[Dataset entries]
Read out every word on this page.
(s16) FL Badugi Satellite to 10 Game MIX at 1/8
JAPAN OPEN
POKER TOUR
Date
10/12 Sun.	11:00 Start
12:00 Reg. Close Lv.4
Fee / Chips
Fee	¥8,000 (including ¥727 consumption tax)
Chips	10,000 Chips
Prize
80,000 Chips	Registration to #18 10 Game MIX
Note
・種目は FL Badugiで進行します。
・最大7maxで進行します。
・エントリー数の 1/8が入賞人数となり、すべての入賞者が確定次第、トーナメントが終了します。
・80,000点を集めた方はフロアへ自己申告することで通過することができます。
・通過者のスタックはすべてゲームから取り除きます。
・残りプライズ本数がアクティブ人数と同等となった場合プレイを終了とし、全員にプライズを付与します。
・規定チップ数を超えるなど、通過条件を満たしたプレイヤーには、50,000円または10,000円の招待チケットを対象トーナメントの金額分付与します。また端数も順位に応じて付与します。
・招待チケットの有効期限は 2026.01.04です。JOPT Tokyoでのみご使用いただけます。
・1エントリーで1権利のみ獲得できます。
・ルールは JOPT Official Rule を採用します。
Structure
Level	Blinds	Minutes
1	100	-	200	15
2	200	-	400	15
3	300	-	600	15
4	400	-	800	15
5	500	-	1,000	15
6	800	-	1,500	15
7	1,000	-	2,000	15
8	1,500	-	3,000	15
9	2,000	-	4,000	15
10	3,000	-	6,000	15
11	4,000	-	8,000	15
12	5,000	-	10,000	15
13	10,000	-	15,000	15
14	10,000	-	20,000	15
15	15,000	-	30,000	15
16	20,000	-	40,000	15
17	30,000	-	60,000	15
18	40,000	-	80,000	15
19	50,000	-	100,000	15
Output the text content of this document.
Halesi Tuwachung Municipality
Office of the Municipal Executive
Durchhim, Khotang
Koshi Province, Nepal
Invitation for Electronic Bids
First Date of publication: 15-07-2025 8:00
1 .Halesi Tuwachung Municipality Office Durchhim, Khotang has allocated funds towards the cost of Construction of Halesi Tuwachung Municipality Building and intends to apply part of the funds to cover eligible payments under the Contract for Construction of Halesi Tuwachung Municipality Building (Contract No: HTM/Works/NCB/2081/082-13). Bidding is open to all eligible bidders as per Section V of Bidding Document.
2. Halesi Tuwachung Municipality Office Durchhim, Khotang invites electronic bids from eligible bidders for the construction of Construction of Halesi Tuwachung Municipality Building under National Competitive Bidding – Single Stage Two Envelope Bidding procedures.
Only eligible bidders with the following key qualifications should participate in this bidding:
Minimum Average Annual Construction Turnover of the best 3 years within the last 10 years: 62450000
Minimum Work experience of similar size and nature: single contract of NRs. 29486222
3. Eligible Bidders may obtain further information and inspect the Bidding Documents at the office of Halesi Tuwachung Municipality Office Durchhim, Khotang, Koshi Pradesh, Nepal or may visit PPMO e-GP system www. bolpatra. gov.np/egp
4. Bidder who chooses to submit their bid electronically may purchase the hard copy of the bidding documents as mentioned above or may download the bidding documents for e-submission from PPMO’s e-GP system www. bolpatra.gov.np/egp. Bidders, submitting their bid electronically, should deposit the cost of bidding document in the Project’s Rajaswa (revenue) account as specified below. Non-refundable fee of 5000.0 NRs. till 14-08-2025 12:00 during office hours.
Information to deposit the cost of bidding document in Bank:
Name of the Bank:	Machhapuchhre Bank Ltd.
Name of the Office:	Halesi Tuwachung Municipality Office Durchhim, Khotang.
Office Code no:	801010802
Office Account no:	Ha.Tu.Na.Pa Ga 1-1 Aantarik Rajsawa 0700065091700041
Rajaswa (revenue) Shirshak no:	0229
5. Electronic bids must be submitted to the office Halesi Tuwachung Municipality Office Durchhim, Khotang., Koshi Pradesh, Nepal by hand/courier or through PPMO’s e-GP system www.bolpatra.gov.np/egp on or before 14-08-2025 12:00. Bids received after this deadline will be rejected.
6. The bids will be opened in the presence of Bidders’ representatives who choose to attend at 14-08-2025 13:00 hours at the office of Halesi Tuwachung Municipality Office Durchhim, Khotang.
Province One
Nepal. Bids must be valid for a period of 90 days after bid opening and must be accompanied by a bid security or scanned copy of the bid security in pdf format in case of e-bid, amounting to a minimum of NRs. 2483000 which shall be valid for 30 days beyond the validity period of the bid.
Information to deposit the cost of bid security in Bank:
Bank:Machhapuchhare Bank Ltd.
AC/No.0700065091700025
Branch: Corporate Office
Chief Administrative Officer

EXERCISE OBJECTIVE: Set all of the records down again, exactly as they stand.

TASK RESPONSE:
Read out every word on this page.
(s16) FL Badugi Satellite to 10 Game MIX at 1/8
JAPAN OPEN
POKER TOUR
Date
10/12 Sun.	11:00 Start
12:00 Reg. Close Lv.4
Fee / Chips
Fee	¥8,000 (including ¥727 consumption tax)
Chips	10,000 Chips
Prize
80,000 Chips	Registration to #18 10 Game MIX
Note
・種目は FL Badugiで進行します。
・最大7maxで進行します。
・エントリー数の 1/8が入賞人数となり、すべての入賞者が確定次第、トーナメントが終了します。
・80,000点を集めた方はフロアへ自己申告することで通過することができます。
・通過者のスタックはすべてゲームから取り除きます。
・残りプライズ本数がアクティブ人数と同等となった場合プレイを終了とし、全員にプライズを付与します。
・規定チップ数を超えるなど、通過条件を満たしたプレイヤーには、50,000円または10,000円の招待チケットを対象トーナメントの金額分付与します。また端数も順位に応じて付与します。
・招待チケットの有効期限は 2026.01.04です。JOPT Tokyoでのみご使用いただけます。
・1エントリーで1権利のみ獲得できます。
・ルールは JOPT Official Rule を採用します。
Structure
Level	Blinds	Minutes
1	100	-	200	15
2	200	-	400	15
3	300	-	600	15
4	400	-	800	15
5	500	-	1,000	15
6	800	-	1,500	15
7	1,000	-	2,000	15
8	1,500	-	3,000	15
9	2,000	-	4,000	15
10	3,000	-	6,000	15
11	4,000	-	8,000	15
12	5,000	-	10,000	15
13	10,000	-	15,000	15
14	10,000	-	20,000	15
15	15,000	-	30,000	15
16	20,000	-	40,000	15
17	30,000	-	60,000	15
18	40,000	-	80,000	15
19	50,000	-	100,000	15
Output the text content of this document.
Halesi Tuwachung Municipality
Office of the Municipal Executive
Durchhim, Khotang
Koshi Province, Nepal
Invitation for Electronic Bids
First Date of publication: 15-07-2025 8:00
1 .Halesi Tuwachung Municipality Office Durchhim, Khotang has allocated funds towards the cost of Construction of Halesi Tuwachung Municipality Building and intends to apply part of the funds to cover eligible payments under the Contract for Construction of Halesi Tuwachung Municipality Building (Contract No: HTM/Works/NCB/2081/082-13). Bidding is open to all eligible bidders as per Section V of Bidding Document.
2. Halesi Tuwachung Municipality Office Durchhim, Khotang invites electronic bids from eligible bidders for the construction of Construction of Halesi Tuwachung Municipality Building under National Competitive Bidding – Single Stage Two Envelope Bidding procedures.
Only eligible bidders with the following key qualifications should participate in this bidding:
Minimum Average Annual Construction Turnover of the best 3 years within the last 10 years: 62450000
Minimum Work experience of similar size and nature: single contract of NRs. 29486222
3. Eligible Bidders may obtain further information and inspect the Bidding Documents at the office of Halesi Tuwachung Municipality Office Durchhim, Khotang, Koshi Pradesh, Nepal or may visit PPMO e-GP system www. bolpatra. gov.np/egp
4. Bidder who chooses to submit their bid electronically may purchase the hard copy of the bidding documents as mentioned above or may download the bidding documents for e-submission from PPMO’s e-GP system www. bolpatra.gov.np/egp. Bidders, submitting their bid electronically, should deposit the cost of bidding document in the Project’s Rajaswa (revenue) account as specified below. Non-refundable fee of 5000.0 NRs. till 14-08-2025 12:00 during office hours.
Information to deposit the cost of bidding document in Bank:
Name of the Bank:	Machhapuchhre Bank Ltd.
Name of the Office:	Halesi Tuwachung Municipality Office Durchhim, Khotang.
Office Code no:	801010802
Office Account no:	Ha.Tu.Na.Pa Ga 1-1 Aantarik Rajsawa 0700065091700041
Rajaswa (revenue) Shirshak no:	0229
5. Electronic bids must be submitted to the office Halesi Tuwachung Municipality Office Durchhim, Khotang., Koshi Pradesh, Nepal by hand/courier or through PPMO’s e-GP system www.bolpatra.gov.np/egp on or before 14-08-2025 12:00. Bids received after this deadline will be rejected.
6. The bids will be opened in the presence of Bidders’ representatives who choose to attend at 14-08-2025 13:00 hours at the office of Halesi Tuwachung Municipality Office Durchhim, Khotang.
Province One
Nepal. Bids must be valid for a period of 90 days after bid opening and must be accompanied by a bid security or scanned copy of the bid security in pdf format in case of e-bid, amounting to a minimum of NRs. 2483000 which shall be valid for 30 days beyond the validity period of the bid.
Information to deposit the cost of bid security in Bank:
Bank:Machhapuchhare Bank Ltd.
AC/No.0700065091700025
Branch: Corporate Office
Chief Administrative Officer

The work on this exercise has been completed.